Your objective — Every entry must be repeated exactly. Exclude all pictures.

# start of Data provided

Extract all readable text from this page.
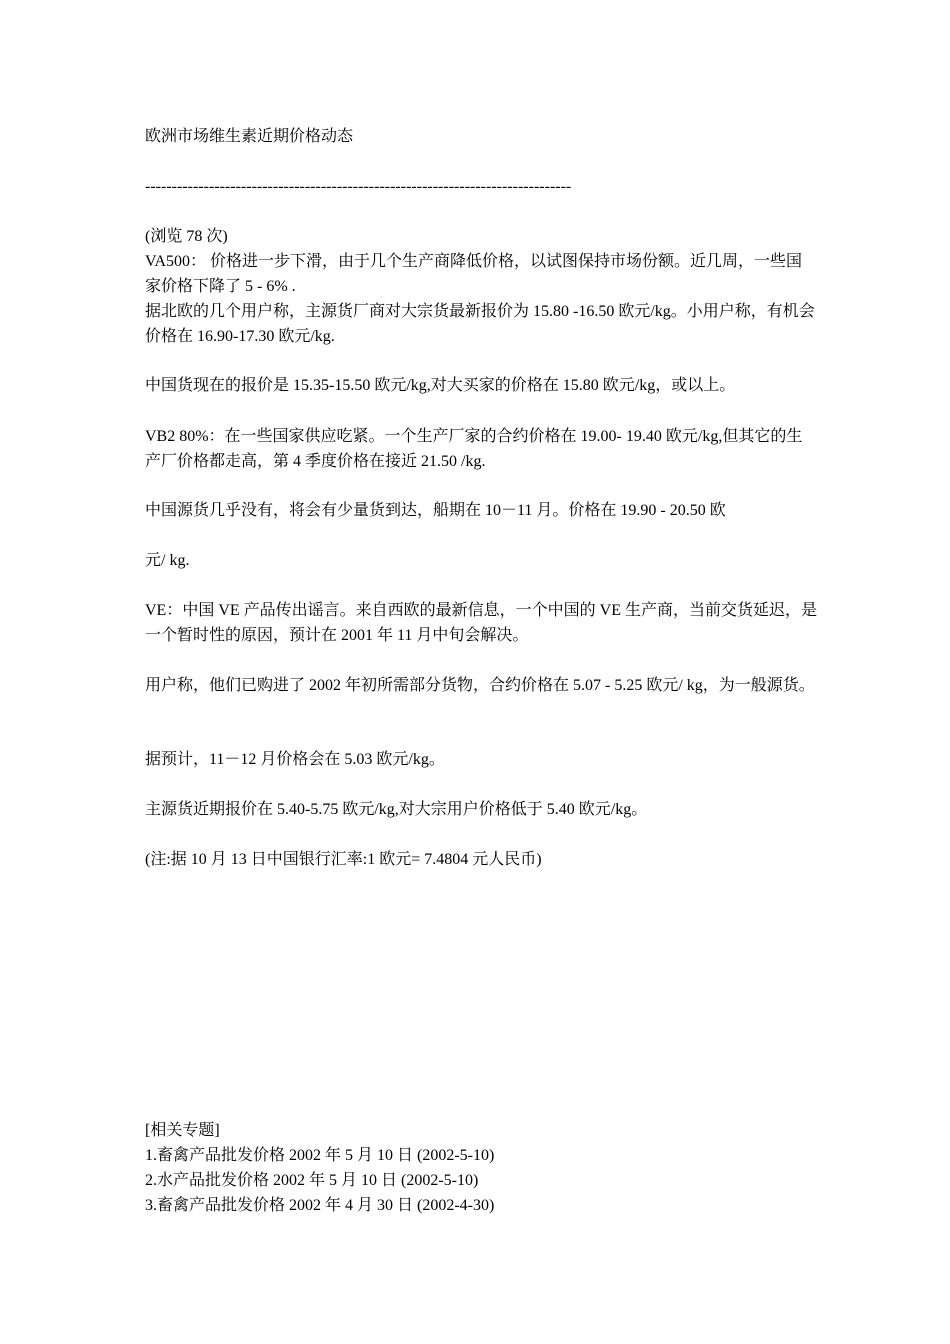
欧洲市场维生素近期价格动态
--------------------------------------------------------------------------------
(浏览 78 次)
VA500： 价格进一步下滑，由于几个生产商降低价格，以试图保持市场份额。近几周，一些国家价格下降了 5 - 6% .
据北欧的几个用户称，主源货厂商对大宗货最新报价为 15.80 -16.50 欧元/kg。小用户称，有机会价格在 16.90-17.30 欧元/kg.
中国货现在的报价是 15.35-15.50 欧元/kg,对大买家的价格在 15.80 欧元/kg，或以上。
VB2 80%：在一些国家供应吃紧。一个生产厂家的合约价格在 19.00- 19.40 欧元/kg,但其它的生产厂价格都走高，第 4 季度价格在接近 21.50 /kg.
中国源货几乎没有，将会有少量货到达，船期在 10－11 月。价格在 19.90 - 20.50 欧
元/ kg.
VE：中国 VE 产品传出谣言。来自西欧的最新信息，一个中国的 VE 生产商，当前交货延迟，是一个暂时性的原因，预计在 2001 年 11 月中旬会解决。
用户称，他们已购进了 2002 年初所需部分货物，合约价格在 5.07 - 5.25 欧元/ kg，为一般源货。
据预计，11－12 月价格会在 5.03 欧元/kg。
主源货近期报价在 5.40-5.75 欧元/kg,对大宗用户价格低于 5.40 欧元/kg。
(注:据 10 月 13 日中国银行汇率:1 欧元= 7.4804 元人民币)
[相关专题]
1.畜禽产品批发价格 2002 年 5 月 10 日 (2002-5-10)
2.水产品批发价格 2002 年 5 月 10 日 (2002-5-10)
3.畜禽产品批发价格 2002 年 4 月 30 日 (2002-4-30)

# end of Data provided

Output for this task —
Extract all readable text from this page.
欧洲市场维生素近期价格动态
--------------------------------------------------------------------------------
(浏览 78 次)
VA500： 价格进一步下滑，由于几个生产商降低价格，以试图保持市场份额。近几周，一些国家价格下降了 5 - 6% .
据北欧的几个用户称，主源货厂商对大宗货最新报价为 15.80 -16.50 欧元/kg。小用户称，有机会价格在 16.90-17.30 欧元/kg.
中国货现在的报价是 15.35-15.50 欧元/kg,对大买家的价格在 15.80 欧元/kg，或以上。
VB2 80%：在一些国家供应吃紧。一个生产厂家的合约价格在 19.00- 19.40 欧元/kg,但其它的生产厂价格都走高，第 4 季度价格在接近 21.50 /kg.
中国源货几乎没有，将会有少量货到达，船期在 10－11 月。价格在 19.90 - 20.50 欧
元/ kg.
VE：中国 VE 产品传出谣言。来自西欧的最新信息，一个中国的 VE 生产商，当前交货延迟，是一个暂时性的原因，预计在 2001 年 11 月中旬会解决。
用户称，他们已购进了 2002 年初所需部分货物，合约价格在 5.07 - 5.25 欧元/ kg，为一般源货。
据预计，11－12 月价格会在 5.03 欧元/kg。
主源货近期报价在 5.40-5.75 欧元/kg,对大宗用户价格低于 5.40 欧元/kg。
(注:据 10 月 13 日中国银行汇率:1 欧元= 7.4804 元人民币)
[相关专题]
1.畜禽产品批发价格 2002 年 5 月 10 日 (2002-5-10)
2.水产品批发价格 2002 年 5 月 10 日 (2002-5-10)
3.畜禽产品批发价格 2002 年 4 月 30 日 (2002-4-30)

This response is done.